Items from a figure collection
= = =
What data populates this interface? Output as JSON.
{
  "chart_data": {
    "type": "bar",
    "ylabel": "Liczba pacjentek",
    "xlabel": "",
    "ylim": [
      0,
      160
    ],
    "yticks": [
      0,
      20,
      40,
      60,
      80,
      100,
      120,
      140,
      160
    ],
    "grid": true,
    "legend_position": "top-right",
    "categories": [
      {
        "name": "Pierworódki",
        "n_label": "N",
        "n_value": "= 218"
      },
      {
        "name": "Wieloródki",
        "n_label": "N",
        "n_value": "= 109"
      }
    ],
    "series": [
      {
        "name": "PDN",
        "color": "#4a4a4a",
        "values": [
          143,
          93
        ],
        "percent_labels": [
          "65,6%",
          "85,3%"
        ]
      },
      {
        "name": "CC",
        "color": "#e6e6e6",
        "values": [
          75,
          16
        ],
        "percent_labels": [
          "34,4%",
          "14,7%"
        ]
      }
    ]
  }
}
= = =
**TASK DIRECTIONS:** Print every record exactly as it was given.

**SOLUTION FOR THIS EXERCISE:**
What data populates this interface? Output as JSON.
{
  "chart_data": {
    "type": "bar",
    "ylabel": "Liczba pacjentek",
    "xlabel": "",
    "ylim": [
      0,
      160
    ],
    "yticks": [
      0,
      20,
      40,
      60,
      80,
      100,
      120,
      140,
      160
    ],
    "grid": true,
    "legend_position": "top-right",
    "categories": [
      {
        "name": "Pierworódki",
        "n_label": "N",
        "n_value": "= 218"
      },
      {
        "name": "Wieloródki",
        "n_label": "N",
        "n_value": "= 109"
      }
    ],
    "series": [
      {
        "name": "PDN",
        "color": "#4a4a4a",
        "values": [
          143,
          93
        ],
        "percent_labels": [
          "65,6%",
          "85,3%"
        ]
      },
      {
        "name": "CC",
        "color": "#e6e6e6",
        "values": [
          75,
          16
        ],
        "percent_labels": [
          "34,4%",
          "14,7%"
        ]
      }
    ]
  }
}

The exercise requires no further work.